>> Begin DOCUMENT TEXT
Hessian of a vector function?

[GravityAssisted]

Hi,

Is it possible to calculate Hessian of a vector valued function ?

E.g, lets say I have a function:
f(x::Vector) = x./(sqrt(x[1]^2+x[2]^2+x[3]^3))

I can easily calculate its Jacobian by:
ForwardDiff.jacobian(f,rand(3))

but I get a convert error when I try to calculate Hessian. I assume this is because the hessian is expecting a scalar function. Is there trick to get around this ?

The hessian for the above example would be a 3d tensor, with each matrix component corresponding to a hessian w.r.t. to each output component of the function.

[mlubin]

No reason this shouldn't be possible, I guess you're the first one to request it

[mlubin]

I'm not too familiar with terminology in this case, is it still typically called the Hessian?

[GravityAssisted]

Its commonly called a vector hessian, I think. In our field we just call it a hessian of a vector function. Not sure if there is an official name for this. Wikipedia has a small section on this called "vector -valued function":

https://en.wikipedia.org/wiki/Hessian_matrix

[jrevels]

This isn't currently implemented, but like @mlubin said, it's technically possible. If we do decide to provide a built-in function for this, though, we'd have to do some thinking about how it'd fit in the API. @johnmyleswhite any API opinions on this?

My initial reaction would be to provide a vechessian function, or something like that, rather than putting more burden on hessian.

[mlubin]

Agreed on a separate name for this.

[GravityAssisted]

This type of hessian common in our field of astrodynamics, due to gravity being a vector valued function.

Thanks for looking into this.

[johnmyleswhite]

+1 to a separate name. No idea what to call these things. For extensibility maybe we should go with an API that passes in types as arguments so we can reuse names more often?

[jrevels]

You mean something like:

hessian(f, x, ::Type{Number}) # expect f to be scalar valued
hessian(f, x, ::Type{Vector}) # expect f to be vector valued

...or did you mean passing in types so that we can better distinguish method signatures with name conflicts (a la ForwardDiff.gradient vs. Calculus.gradient)?
>> End DOCUMENT TEXT
→ **PROBLEM REQUIREMENTS**
Write the next part of the forum thread on computing the Hessian of a vector-valued function, starting right after its final sentence.
>> Begin GIVEN ENTRIES
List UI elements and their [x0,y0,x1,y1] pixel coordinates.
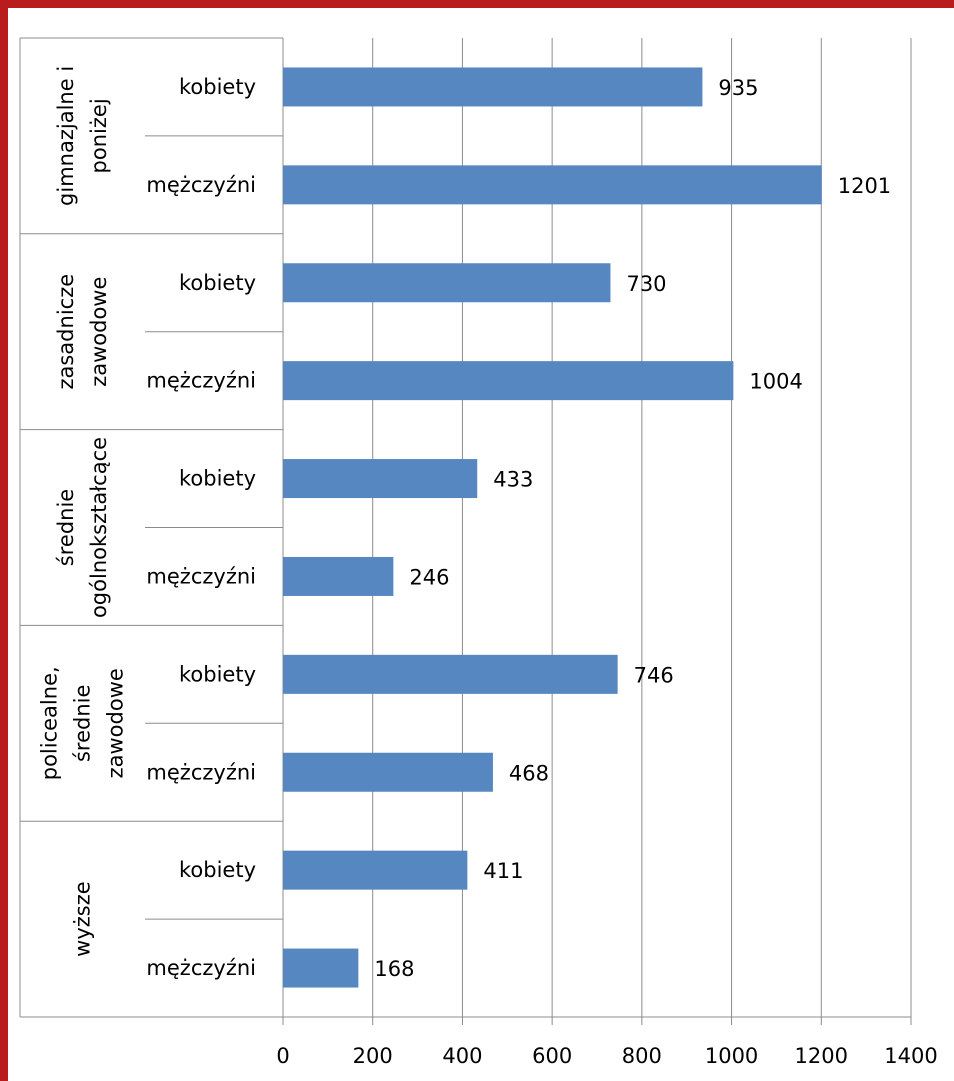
group-label: gimnazjalne i poniżej [54,66,111,206]
data-label: 746 [634,663,674,687]
data-label: 935 [718,76,758,100]
bar [283,361,734,401]
x-tick-label: 1200 [795,1044,848,1068]
group-label: zasadnicze zawodowe [54,274,111,390]
x-tick-label: 1000 [705,1044,758,1068]
category-label: kobiety [179,662,256,686]
group-label-line: policealne, [38,666,62,780]
x-tick-label: 800 [622,1044,662,1068]
x-tick-label: 200 [353,1044,393,1068]
data-label: 1004 [749,370,802,394]
data-label: 730 [626,272,666,296]
group-label: policealne, średnie zawodowe [38,666,128,780]
x-tick-label: 600 [532,1044,572,1068]
data-label: 411 [483,859,523,883]
group-label-line: zasadnicze [54,274,78,390]
category-label: mężczyźni [146,173,256,197]
category-label: mężczyźni [146,956,256,980]
x-tick-label: 1400 [884,1044,937,1068]
bar [283,556,394,596]
bar [283,850,468,890]
category-label: mężczyźni [146,369,256,393]
category-label: kobiety [179,858,256,882]
x-tick-label: 400 [442,1044,482,1068]
chart-frame: 0 200 400 600 800 1000 1200 1400 gimnazjalne i po… [8,8,954,1081]
data-label: 433 [493,468,533,492]
category-label: kobiety [179,75,256,99]
bar [283,263,611,303]
data-label: 468 [509,761,549,785]
group-label: średnie ogólnokształcące [54,437,111,618]
category-label: mężczyźni [146,564,256,588]
bar [283,459,478,499]
category-label: kobiety [179,271,256,295]
bar [283,67,703,107]
group-label-line: gimnazjalne i [54,66,78,206]
group-label-line: ogólnokształcące [87,437,111,618]
bar [283,948,359,988]
bar-chart: 0 200 400 600 800 1000 1200 1400 gimnazjalne i po… [19,37,938,1068]
category-label: mężczyźni [146,760,256,784]
data-label: 246 [409,565,449,589]
group-label-line: zawodowe [87,277,111,387]
group-label-line: średnie [71,685,95,762]
bar [283,752,493,792]
group-label-line: średnie [54,489,78,566]
category-label: kobiety [179,467,256,491]
group-label-line: wyższe [71,881,95,957]
group-label-line: poniżej [87,98,111,173]
data-label: 168 [374,957,414,981]
bar [283,654,618,694]
group-label-line: zawodowe [104,668,128,778]
x-tick-label: 0 [276,1044,289,1068]
group-label: wyższe [71,881,95,957]
bar [283,165,822,205]
data-label: 1201 [838,174,891,198]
>> End GIVEN ENTRIES
→ **TASK OUTPUT**
Somewhat off-topic: Funny story, my initial API redesign for ForwardDiff passed all the config info via abstract types (chunk_size ---> ChunkSize{n} etc). Once a couple of options had been added, I tried to switch to keyword args so that users wouldn't have to remember complicated default arg ordering. That's when I found out that keyword arg type inference is wonky and settled on the current API + assertions in problem areas to help out inferencing.

[johnmyleswhite]

Yeah, that is what I had in mind. Stefan was also talking about the idea of passing the type of differentiation as a type to make things even more generic, but that does start to be a whole lot of types.

Keyword args do need another pass at their design from what I can see.

[cortner]

In our case, we would like to take 1st, 2nd and 3rd derivatives of a Hamiltonian matrix, i.e.
f(x::Vector) -> Matrix
More generally, all of the differentiation implemented to far are special cases of
f : d-tensor -> m-tensor
where each derivative increases the dimension of the output tensor. Bearing in mind that I have zero experience with AD, I wonder can a general abstract setting like this be implemented and gradient, hessian, jacobian, etc just become special cases?

Christoph

[shabbychef]

One way to implement the multivariate case is to represent the derivative simply as a matrix, with rows equal to the total number of elements in the dependent variable, and columns equal to the number of elements in the independent variable (so called 'numerator layout'). The user (or intermediary code) has to interpret this when needed in terms of the original dimensionality of the independent and dependent variables, but it is not too much of a pain. This does not, I think, get you much towards computing higher order derivatives. In this scheme the second derivative would be represented as 3-dimensional array, not taking advantage of the symmetry in the second and third dimensions.

Full disclosure notice: I've implemented a multivariate AD system in R (and am lurking here looking for good ideas to steal), and considered supporting higher order derivatives. I concluded this would require I compute arbitrary order derivatives for every method I supported on my objects, which was unpleasant at best. For element-wise operations, I could rely on elementary calculus, but computing, say, the second derivative of the matrix inverse operation was too hairy for my tastes. I abandoned higher order derivatives in favor of supporting multivariate operations. I am hoping ForwardDiff devs find a clever solution to this problem.

[jrevels]

So I revisited this with the latest version of ForwardDiff and lo-and-behold:

using ForwardDiff

f(x) = x./(sqrt(x[1]^2+x[2]^2+x[3]^3))

function vector_hessian(f, x)
    n = length(x)
    out = ForwardDiff.jacobian(x -> ForwardDiff.jacobian(f, x), x)
    return reshape(out, n, n, n)
end

julia> vector_hessian(f, [1,2,3])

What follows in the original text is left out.